Document excerpt:
******
Airbnb Experiences
Machine Learning-Powered Search Ranking of Airbnb Experiences
Airbnb Experiences is a one-of-a-kind offering by Airbnb where people get to experience the local culture of their hosts. These are handcrafted activities designed and led by expert hosts that offer a unique taste of the local scene and culture. Each experience is vetted for quality by a team of editors before it makes its way onto the platform. As the number of Experiences grew, Search & Discoverability, as well as Personalization, have become very important factors for the growth and success of the marketplace. But when Airbnb started the Experiences offering, they were not sure how to rank them.
In this story, we describe the stages of Experience Ranking development using machine learning at different growth phases of the marketplace, from small to mid-size and large. We will learn how Airbnb built and iterated on a machine learning Search Ranking platform for a new two-sided marketplace and how they helped it grow.
Launch
Duration: 2
Airbnb Experiences was launched in November 2016 with 500 Experiences in 12 cities worldwide.
During 2017, Airbnb grew the business to 5,000 Experiences in 60 cities.
In 2018, the rapid growth continued, and Airbnb managed to bring Experiences to more than 1,000 destinations, including unique places like Easter Island, Tasmania, and Iceland. Airbnb finished the year strong with more than 20,000 active Experiences.
Need for Personalization
Duration: 2
As the number of Experiences grew, Search & Discoverability, as well as Personalization, have become very important factors for the growth and success of the marketplace. But when Airbnb started the Experiences offering, they were not sure how to rank them.
In the beginning, the amount of Experiences that needed to be ranked in Search was small, and Airbnb just started collecting data on user interactions with Experiences (impressions, clicks, and bookings). At that moment, the best choice was to just randomly re-rank Experiences daily, until a small dataset is collected for development of the Stage 1 ML model.
******
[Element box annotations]
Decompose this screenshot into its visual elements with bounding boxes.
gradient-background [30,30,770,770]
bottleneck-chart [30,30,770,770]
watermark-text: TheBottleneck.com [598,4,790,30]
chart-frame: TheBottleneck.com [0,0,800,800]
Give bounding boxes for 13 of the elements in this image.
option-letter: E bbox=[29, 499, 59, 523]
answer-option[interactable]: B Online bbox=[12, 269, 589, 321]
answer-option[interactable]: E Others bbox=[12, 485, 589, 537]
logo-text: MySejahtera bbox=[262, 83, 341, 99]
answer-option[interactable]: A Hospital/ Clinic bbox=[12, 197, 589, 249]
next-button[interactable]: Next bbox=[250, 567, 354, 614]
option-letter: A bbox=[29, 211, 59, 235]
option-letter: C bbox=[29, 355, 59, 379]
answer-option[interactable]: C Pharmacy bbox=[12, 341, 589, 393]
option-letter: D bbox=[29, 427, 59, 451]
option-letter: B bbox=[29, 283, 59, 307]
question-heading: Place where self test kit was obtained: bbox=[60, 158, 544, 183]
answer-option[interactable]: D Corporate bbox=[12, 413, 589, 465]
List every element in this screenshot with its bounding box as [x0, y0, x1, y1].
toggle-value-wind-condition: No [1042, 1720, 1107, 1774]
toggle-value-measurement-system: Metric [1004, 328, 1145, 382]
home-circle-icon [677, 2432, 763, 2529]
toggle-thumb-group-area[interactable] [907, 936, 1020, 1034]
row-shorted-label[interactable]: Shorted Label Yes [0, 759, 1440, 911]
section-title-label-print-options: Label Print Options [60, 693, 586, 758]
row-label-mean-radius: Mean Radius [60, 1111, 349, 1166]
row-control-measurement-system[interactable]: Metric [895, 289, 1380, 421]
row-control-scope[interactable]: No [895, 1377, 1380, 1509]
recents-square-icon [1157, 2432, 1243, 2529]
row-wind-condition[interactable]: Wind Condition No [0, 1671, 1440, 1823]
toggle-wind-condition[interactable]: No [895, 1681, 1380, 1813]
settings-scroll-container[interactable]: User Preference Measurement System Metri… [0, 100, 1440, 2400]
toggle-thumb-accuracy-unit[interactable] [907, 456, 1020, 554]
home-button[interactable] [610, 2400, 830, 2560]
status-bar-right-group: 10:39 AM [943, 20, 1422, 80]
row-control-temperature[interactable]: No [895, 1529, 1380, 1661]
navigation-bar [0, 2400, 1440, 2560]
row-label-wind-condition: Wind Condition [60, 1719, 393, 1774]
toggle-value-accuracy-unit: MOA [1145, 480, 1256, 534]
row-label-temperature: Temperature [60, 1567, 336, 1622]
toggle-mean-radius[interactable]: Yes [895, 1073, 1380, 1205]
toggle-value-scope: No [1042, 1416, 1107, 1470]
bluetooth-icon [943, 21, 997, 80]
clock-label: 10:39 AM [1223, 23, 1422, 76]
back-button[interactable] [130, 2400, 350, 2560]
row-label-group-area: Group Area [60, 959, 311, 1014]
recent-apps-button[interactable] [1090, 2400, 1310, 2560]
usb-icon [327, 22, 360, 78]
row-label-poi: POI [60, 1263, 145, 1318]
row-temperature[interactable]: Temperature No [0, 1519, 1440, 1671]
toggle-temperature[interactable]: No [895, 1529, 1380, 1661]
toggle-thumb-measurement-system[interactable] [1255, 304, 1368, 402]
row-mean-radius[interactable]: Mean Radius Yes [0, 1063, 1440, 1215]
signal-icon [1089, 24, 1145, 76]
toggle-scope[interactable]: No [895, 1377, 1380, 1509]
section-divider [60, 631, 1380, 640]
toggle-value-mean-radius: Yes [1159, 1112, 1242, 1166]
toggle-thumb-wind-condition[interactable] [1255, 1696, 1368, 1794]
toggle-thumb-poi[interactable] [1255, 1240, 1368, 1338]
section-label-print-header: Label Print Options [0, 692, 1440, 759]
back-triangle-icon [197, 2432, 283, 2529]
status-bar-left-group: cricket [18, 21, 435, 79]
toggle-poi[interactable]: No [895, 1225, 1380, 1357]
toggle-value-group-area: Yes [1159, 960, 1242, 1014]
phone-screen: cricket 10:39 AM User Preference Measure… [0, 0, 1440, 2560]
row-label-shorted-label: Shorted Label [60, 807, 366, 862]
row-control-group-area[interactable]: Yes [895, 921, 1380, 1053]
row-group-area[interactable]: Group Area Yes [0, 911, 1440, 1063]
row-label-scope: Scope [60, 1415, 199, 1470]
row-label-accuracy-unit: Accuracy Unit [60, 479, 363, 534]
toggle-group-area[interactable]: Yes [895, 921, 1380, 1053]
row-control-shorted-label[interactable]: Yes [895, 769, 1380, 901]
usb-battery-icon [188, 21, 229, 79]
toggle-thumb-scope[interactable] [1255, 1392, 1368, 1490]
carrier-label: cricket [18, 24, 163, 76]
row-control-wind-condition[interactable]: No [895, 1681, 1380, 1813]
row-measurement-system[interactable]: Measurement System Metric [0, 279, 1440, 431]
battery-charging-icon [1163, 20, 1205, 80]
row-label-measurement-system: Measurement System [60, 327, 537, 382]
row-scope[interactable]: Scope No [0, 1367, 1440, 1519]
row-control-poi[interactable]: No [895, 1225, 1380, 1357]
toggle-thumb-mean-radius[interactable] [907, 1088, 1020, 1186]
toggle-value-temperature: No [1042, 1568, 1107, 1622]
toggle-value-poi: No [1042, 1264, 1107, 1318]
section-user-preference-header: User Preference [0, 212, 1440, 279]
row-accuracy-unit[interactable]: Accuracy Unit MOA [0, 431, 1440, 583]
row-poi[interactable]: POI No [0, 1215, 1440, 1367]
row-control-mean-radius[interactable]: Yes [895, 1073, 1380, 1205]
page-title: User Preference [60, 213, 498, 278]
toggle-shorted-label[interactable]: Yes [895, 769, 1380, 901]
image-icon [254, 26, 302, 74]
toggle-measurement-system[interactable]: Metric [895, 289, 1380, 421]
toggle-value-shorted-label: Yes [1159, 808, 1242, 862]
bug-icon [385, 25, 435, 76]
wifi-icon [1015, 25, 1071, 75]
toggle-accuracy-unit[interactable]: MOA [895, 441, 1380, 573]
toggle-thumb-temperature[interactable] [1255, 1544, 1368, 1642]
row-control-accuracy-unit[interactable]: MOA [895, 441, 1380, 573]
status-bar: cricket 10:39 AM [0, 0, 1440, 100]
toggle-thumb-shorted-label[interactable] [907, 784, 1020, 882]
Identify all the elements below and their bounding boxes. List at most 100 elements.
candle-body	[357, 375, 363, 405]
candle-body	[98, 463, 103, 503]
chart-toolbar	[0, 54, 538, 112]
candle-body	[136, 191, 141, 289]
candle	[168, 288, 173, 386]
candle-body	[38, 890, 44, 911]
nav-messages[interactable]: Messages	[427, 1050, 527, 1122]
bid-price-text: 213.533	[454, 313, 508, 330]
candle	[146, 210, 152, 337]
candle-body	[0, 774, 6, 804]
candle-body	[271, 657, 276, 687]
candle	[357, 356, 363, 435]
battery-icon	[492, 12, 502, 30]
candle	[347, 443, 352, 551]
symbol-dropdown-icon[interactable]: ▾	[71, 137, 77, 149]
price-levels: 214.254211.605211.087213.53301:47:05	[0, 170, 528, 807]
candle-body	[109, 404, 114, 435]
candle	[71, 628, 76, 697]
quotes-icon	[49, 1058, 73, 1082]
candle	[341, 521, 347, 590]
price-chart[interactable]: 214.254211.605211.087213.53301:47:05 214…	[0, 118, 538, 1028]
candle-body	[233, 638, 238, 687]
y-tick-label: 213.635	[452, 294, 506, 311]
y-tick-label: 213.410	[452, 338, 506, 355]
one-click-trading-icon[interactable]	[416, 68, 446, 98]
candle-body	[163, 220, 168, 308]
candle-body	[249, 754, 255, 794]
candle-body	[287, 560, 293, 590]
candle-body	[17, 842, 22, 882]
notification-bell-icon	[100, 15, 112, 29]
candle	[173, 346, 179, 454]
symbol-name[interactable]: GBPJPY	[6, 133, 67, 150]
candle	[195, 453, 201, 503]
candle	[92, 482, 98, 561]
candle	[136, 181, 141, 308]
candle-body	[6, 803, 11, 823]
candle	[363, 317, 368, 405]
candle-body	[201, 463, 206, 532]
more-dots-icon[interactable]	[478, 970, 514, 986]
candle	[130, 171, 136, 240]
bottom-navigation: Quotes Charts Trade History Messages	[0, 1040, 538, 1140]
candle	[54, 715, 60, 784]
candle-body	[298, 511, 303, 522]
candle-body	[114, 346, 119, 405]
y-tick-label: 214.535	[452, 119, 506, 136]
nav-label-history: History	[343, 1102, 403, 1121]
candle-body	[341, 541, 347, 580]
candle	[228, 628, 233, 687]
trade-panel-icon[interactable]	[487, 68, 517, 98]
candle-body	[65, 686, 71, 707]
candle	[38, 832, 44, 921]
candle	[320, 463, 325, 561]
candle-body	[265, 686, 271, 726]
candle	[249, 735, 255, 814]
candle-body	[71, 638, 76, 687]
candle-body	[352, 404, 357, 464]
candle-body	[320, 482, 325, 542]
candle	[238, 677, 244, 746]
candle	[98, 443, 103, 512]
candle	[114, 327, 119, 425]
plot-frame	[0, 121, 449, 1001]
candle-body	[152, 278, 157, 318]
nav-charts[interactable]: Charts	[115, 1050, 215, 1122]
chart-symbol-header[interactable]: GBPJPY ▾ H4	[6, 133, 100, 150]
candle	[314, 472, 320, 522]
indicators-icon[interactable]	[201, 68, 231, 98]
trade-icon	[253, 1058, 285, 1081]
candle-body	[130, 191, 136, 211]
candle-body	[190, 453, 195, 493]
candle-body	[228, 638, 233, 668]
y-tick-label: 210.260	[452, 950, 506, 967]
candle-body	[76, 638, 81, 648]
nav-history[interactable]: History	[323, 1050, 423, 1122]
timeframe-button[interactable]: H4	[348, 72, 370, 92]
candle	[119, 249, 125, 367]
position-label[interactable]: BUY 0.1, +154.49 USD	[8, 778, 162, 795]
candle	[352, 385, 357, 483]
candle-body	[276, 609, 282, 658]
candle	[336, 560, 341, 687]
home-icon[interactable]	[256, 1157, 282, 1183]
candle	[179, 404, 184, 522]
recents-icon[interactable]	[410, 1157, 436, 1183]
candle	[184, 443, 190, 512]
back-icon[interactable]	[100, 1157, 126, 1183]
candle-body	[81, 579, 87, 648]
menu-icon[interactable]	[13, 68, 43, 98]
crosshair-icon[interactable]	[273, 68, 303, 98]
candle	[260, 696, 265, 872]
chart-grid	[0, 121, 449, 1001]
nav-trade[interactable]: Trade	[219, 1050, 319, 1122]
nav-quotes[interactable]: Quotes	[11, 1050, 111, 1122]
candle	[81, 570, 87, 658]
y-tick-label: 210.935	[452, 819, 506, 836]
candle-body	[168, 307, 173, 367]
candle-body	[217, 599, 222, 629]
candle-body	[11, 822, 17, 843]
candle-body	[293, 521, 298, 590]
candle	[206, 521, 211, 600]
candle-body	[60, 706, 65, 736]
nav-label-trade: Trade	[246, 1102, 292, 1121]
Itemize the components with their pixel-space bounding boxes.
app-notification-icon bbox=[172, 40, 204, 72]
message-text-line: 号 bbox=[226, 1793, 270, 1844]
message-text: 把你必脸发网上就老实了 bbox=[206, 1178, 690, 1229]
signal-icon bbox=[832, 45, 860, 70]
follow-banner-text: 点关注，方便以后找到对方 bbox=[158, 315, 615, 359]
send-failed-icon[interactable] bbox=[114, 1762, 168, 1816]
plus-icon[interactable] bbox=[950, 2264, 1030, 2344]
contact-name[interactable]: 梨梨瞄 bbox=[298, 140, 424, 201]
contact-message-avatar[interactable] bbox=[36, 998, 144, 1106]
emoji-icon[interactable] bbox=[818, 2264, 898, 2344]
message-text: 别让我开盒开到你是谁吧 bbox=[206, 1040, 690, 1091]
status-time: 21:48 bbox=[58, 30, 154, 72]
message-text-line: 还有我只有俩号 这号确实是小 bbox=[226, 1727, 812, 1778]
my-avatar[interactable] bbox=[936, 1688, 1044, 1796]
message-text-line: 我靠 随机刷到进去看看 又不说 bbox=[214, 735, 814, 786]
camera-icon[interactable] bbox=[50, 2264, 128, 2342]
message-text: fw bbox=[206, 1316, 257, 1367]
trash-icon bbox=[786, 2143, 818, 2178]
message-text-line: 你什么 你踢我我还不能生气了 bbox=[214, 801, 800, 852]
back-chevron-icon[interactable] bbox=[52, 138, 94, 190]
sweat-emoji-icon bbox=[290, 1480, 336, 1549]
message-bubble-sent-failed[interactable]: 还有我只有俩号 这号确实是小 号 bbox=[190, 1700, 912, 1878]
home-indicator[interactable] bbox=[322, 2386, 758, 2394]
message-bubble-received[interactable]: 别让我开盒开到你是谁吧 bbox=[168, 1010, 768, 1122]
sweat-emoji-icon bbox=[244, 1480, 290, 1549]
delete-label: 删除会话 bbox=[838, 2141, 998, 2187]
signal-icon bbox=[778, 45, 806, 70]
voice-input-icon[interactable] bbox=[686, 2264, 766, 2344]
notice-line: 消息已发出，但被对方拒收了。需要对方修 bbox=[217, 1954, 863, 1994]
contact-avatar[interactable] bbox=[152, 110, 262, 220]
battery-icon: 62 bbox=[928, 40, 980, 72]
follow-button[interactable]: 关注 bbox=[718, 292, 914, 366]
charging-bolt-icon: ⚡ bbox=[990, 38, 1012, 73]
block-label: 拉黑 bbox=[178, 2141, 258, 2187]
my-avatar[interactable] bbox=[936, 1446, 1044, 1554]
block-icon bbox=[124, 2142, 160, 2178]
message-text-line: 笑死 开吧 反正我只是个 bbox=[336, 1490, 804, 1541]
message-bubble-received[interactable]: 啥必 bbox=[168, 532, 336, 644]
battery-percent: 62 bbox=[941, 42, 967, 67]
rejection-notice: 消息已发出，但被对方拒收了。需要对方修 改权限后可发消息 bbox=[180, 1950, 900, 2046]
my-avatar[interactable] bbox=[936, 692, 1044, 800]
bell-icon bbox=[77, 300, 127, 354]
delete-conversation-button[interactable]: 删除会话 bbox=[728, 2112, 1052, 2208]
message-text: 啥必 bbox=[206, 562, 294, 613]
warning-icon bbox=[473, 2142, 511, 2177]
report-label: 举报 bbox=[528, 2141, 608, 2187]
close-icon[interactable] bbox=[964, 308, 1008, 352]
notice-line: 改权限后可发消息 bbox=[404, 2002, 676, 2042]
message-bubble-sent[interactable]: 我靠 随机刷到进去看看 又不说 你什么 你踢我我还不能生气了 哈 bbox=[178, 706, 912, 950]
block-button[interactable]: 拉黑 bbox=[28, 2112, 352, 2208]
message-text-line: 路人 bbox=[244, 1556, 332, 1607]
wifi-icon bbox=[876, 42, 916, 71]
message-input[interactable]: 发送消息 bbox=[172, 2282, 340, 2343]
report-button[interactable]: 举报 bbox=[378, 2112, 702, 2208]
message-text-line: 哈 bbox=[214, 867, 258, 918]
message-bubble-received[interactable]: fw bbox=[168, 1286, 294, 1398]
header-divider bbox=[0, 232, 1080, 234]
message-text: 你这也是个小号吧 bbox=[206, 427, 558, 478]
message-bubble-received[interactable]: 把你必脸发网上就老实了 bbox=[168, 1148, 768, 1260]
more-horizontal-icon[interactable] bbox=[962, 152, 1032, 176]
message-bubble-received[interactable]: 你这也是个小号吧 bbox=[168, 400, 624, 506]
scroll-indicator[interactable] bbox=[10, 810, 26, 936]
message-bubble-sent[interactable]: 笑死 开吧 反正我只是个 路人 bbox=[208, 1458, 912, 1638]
******
What to do:
1: Reproduce the listing without changes, starting at its first line and ending at the line that contains "question-heading: Place where".
2: Write the next part of the text on search ranking for Airbnb Experiences, picking up after its final sentence.

Outputs in order:
1:
Decompose this screenshot into its visual elements with bounding boxes.
gradient-background [30,30,770,770]
bottleneck-chart [30,30,770,770]
watermark-text: TheBottleneck.com [598,4,790,30]
chart-frame: TheBottleneck.com [0,0,800,800]
Give bounding boxes for 13 of the elements in this image.
option-letter: E bbox=[29, 499, 59, 523]
answer-option[interactable]: B Online bbox=[12, 269, 589, 321]
answer-option[interactable]: E Others bbox=[12, 485, 589, 537]
logo-text: MySejahtera bbox=[262, 83, 341, 99]
answer-option[interactable]: A Hospital/ Clinic bbox=[12, 197, 589, 249]
next-button[interactable]: Next bbox=[250, 567, 354, 614]
option-letter: A bbox=[29, 211, 59, 235]
option-letter: C bbox=[29, 355, 59, 379]
answer-option[interactable]: C Pharmacy bbox=[12, 341, 589, 393]
option-letter: D bbox=[29, 427, 59, 451]
option-letter: B bbox=[29, 283, 59, 307]
question-heading: Place where self test kit was obtained: bbox=[60, 158, 544, 183]

2:
Stage 1: MVP
Duration: 5
Data
To train the first machine learning model for ranking Experiences, Airbnb collected search logs (i.e. clicks) of users who ended up making bookings.
Labels
When labeling training data, Airbnb was mainly interested in two labels: experiences that were booked (which were treated as positive labels) and experiences that were clicked but not booked (which were treated as negative labels). In this manner, Airbnb collected a training dataset of 50,000 examples.
Features
They decided to rank solely based on Experience Features. In total they built 25 features, some of which were:
- Experience duration (e.g. 1h, 2h, 3h, etc.)
- Price and Price-per-hour
- Category (e.g. cooking class, music, surfing, etc.)
- Reviews (rating, number of reviews)
- Number of bookings (last 7 days, last 30 days)
- Occupancy of past and future instances (e.g. 60%)
- Maximum number of seats (e.g. max 5 people can attend)
- Click-through rate
Training
Given the training data, labels, and features, Airbnb used the Gradient Boosted Decision Tree (GBDT) model. At this point, they treated the problem as binary classification with a log-loss loss function.
Offline evaluation
AUC and NDCG: They re-ranked the Experiences based on model scores (probabilities of booking) and tested where the booked Experience would rank among all Experiences the user clicked (the higher the better).
Partial dependency plot: In addition, to get a sense of what a trained model learned, they plotted partial dependency plots for several most important Experience features.
- Experiences with more bookings per 1k viewers will rank higher
- Experiences with higher average review rating will rank higher
- Experiences with lower prices will rank higher
Online evaluation
Since offline testing often has too many assumptions, e.g. in Airbnb's case it was limited to re-ranking what users clicked and not the entire inventory, they conducted an online experiment, i.e. A/B test, as the next step. They compared the Stage 1 ML model to the rule-based random ranking in terms of the number of bookings. The results were very encouraging as they were able to improve bookings by +13% with the Stage 1 ML ranking model.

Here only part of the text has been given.